-- BEGIN Data section --

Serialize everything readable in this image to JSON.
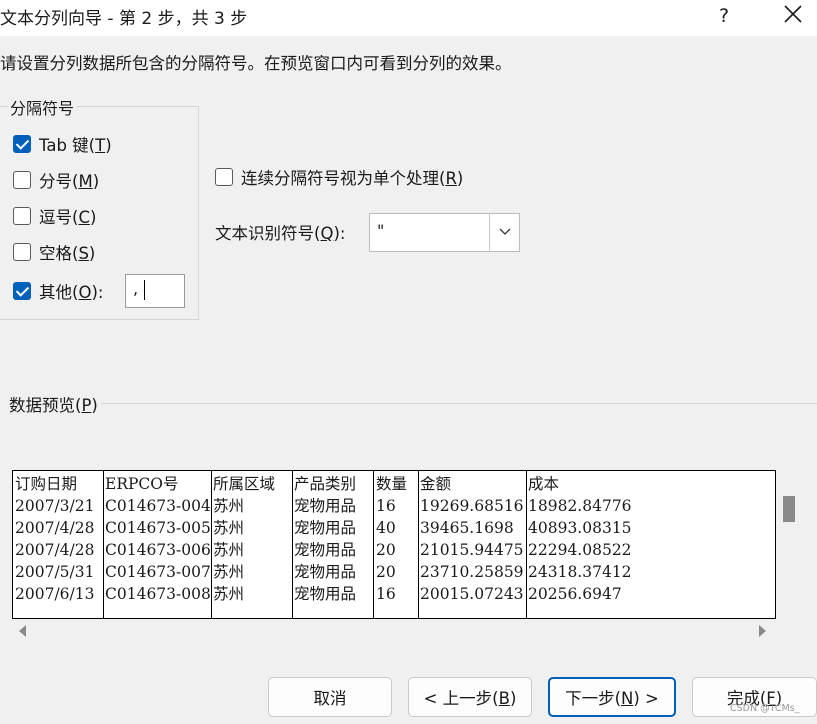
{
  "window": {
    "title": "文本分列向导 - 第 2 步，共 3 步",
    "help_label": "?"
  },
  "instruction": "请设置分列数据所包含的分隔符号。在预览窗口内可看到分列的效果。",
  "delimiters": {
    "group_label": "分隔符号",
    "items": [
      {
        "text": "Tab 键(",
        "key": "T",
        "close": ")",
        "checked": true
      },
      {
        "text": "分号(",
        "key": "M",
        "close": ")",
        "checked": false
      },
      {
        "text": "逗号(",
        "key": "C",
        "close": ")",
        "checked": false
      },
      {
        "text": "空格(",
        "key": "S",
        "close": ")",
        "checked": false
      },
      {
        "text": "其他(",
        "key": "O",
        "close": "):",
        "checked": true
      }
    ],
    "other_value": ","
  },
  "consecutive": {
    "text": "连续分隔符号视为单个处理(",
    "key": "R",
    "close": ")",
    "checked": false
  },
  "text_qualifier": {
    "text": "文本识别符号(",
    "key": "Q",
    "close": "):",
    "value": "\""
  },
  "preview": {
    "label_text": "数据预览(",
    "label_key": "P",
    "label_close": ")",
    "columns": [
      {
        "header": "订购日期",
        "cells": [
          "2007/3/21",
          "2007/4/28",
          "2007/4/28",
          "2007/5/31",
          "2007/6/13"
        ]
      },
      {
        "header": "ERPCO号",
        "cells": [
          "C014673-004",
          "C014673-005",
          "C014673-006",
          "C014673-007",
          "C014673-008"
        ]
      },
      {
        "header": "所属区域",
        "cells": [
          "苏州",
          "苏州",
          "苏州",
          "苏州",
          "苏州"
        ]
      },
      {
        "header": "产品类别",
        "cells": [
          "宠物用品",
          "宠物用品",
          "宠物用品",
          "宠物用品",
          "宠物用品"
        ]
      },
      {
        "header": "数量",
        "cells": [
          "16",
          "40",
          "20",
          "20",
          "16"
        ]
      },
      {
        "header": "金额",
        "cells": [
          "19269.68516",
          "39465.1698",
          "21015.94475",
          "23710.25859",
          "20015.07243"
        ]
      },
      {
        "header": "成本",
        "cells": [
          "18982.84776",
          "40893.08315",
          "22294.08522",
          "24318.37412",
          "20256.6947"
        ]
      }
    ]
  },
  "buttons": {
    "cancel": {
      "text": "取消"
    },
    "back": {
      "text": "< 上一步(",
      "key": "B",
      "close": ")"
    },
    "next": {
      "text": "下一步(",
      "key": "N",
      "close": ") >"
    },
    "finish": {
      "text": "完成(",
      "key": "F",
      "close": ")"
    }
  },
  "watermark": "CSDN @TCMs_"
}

-- END Data section --
-- BEGIN Data section --

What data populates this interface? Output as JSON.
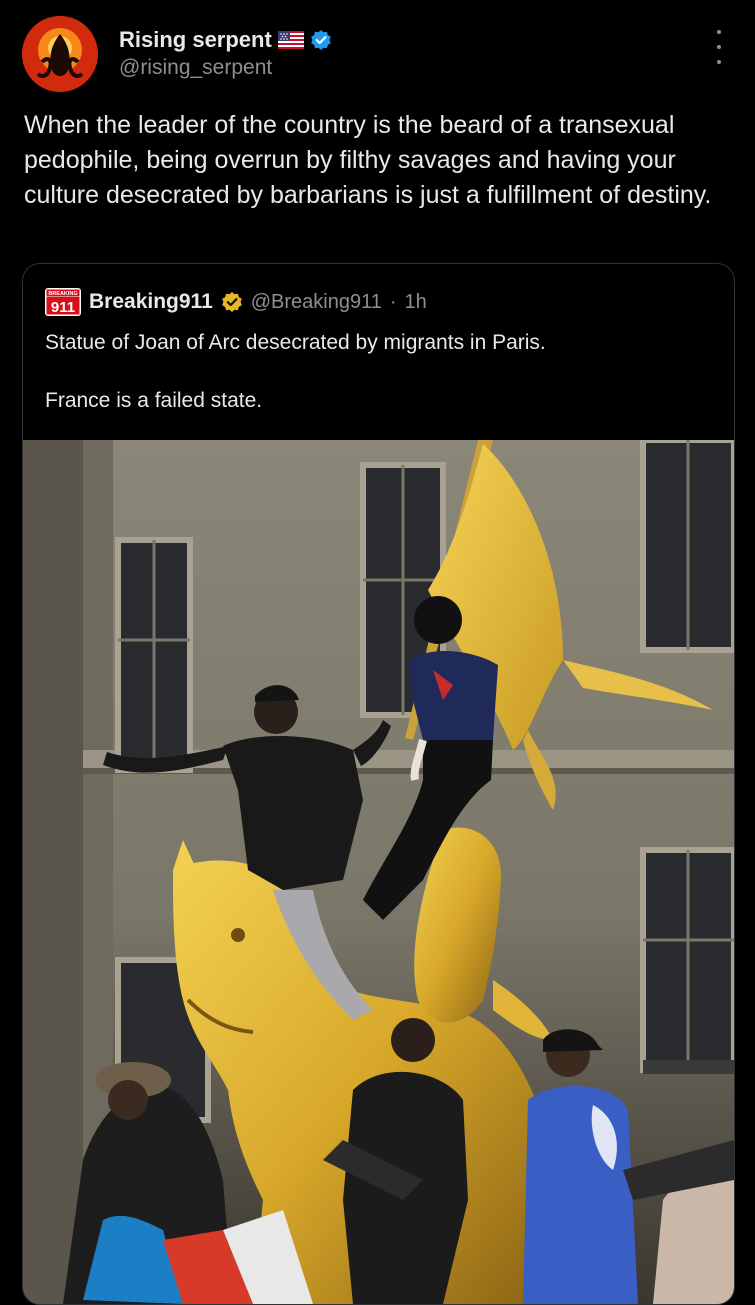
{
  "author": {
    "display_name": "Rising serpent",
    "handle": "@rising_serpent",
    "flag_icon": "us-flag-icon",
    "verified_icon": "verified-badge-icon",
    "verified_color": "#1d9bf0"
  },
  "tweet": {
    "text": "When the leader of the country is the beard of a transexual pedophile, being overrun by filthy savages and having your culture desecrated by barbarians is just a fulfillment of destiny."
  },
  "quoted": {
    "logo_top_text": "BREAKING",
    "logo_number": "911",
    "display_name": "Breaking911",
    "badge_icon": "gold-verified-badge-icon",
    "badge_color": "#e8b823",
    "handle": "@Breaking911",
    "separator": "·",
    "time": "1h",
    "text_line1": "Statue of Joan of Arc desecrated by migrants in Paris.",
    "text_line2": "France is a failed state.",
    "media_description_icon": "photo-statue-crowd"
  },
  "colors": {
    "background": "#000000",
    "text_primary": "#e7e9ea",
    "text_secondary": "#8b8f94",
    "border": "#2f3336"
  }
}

-- END Data section --

Of all the lines in the listing above, how many include "this"? Write only the number.

2